**Input rows**
= = = = = = =
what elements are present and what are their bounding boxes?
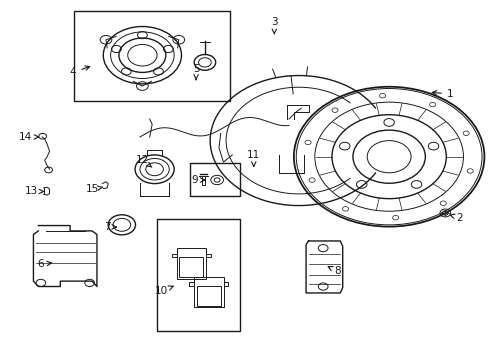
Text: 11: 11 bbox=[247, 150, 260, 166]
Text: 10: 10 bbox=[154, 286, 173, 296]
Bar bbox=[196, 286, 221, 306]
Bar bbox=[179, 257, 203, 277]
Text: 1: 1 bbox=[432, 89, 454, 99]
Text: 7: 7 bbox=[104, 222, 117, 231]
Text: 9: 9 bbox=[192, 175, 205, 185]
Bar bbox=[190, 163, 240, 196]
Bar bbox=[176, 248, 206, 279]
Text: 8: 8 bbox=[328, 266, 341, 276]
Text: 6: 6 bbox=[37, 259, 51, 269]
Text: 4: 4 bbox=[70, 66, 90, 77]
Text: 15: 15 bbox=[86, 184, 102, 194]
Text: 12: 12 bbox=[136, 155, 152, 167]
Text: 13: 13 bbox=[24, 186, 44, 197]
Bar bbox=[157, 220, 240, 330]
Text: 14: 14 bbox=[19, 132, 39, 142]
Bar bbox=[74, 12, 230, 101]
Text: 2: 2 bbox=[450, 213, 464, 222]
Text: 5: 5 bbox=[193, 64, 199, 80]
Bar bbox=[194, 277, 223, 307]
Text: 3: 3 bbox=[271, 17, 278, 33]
= = = = = = =
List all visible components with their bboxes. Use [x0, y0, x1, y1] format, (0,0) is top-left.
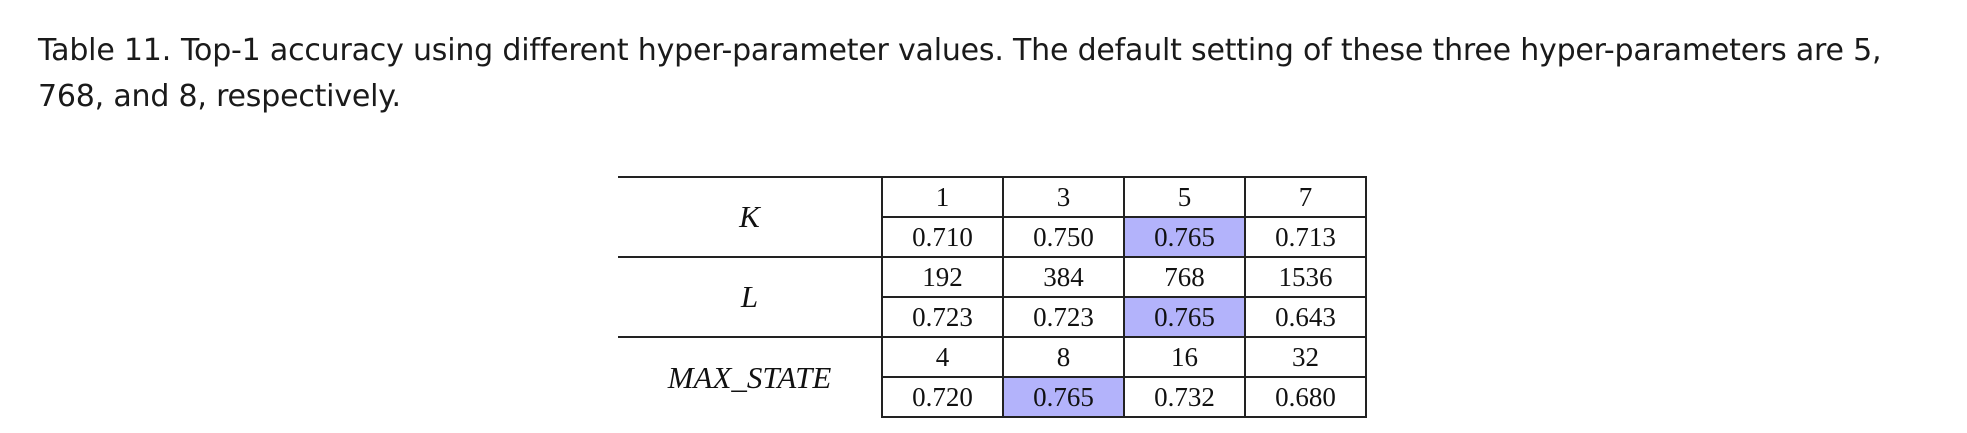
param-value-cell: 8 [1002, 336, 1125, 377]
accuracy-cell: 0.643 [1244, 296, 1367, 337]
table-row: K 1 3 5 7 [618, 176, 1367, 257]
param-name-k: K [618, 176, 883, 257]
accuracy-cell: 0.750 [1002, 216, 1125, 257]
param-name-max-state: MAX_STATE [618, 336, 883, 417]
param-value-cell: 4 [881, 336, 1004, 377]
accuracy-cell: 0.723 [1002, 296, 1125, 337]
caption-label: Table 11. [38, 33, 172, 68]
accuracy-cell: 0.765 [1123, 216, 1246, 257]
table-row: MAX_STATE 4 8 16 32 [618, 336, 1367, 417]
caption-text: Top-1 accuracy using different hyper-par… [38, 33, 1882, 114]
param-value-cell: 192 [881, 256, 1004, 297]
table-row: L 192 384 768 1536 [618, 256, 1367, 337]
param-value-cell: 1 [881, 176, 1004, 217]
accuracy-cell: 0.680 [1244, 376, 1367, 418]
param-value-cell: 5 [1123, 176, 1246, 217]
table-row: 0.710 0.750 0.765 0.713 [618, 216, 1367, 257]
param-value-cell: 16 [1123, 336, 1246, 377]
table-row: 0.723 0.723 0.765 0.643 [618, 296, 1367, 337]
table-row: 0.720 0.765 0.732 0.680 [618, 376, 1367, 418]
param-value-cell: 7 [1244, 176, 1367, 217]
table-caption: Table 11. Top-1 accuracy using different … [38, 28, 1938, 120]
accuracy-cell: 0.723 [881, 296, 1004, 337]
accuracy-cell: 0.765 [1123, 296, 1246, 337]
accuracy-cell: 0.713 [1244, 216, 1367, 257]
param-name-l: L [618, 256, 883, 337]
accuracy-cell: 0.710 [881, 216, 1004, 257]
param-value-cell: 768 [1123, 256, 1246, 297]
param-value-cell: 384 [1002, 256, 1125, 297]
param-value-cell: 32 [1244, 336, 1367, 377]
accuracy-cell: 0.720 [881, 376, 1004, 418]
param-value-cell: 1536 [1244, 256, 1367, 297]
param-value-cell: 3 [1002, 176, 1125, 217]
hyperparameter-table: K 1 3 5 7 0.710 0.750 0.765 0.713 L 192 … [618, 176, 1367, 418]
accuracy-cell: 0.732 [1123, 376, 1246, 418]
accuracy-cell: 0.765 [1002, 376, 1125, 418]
= = = = = = =
**Problem**
Reproduce the listing word for word, from the line containing "what elements are" through the line containing "Text: 3: 3 bbox=[271, 17, 278, 33]", and omit the picture.

**Solution to the exercise**
what elements are present and what are their bounding boxes?
Text: 11: 11 bbox=[247, 150, 260, 166]
Text: 10: 10 bbox=[154, 286, 173, 296]
Bar bbox=[196, 286, 221, 306]
Bar bbox=[179, 257, 203, 277]
Text: 1: 1 bbox=[432, 89, 454, 99]
Text: 7: 7 bbox=[104, 222, 117, 231]
Text: 9: 9 bbox=[192, 175, 205, 185]
Bar bbox=[190, 163, 240, 196]
Bar bbox=[176, 248, 206, 279]
Text: 8: 8 bbox=[328, 266, 341, 276]
Text: 6: 6 bbox=[37, 259, 51, 269]
Text: 4: 4 bbox=[70, 66, 90, 77]
Text: 15: 15 bbox=[86, 184, 102, 194]
Text: 12: 12 bbox=[136, 155, 152, 167]
Text: 13: 13 bbox=[24, 186, 44, 197]
Bar bbox=[157, 220, 240, 330]
Text: 14: 14 bbox=[19, 132, 39, 142]
Bar bbox=[74, 12, 230, 101]
Text: 2: 2 bbox=[450, 213, 464, 222]
Text: 5: 5 bbox=[193, 64, 199, 80]
Bar bbox=[194, 277, 223, 307]
Text: 3: 3 bbox=[271, 17, 278, 33]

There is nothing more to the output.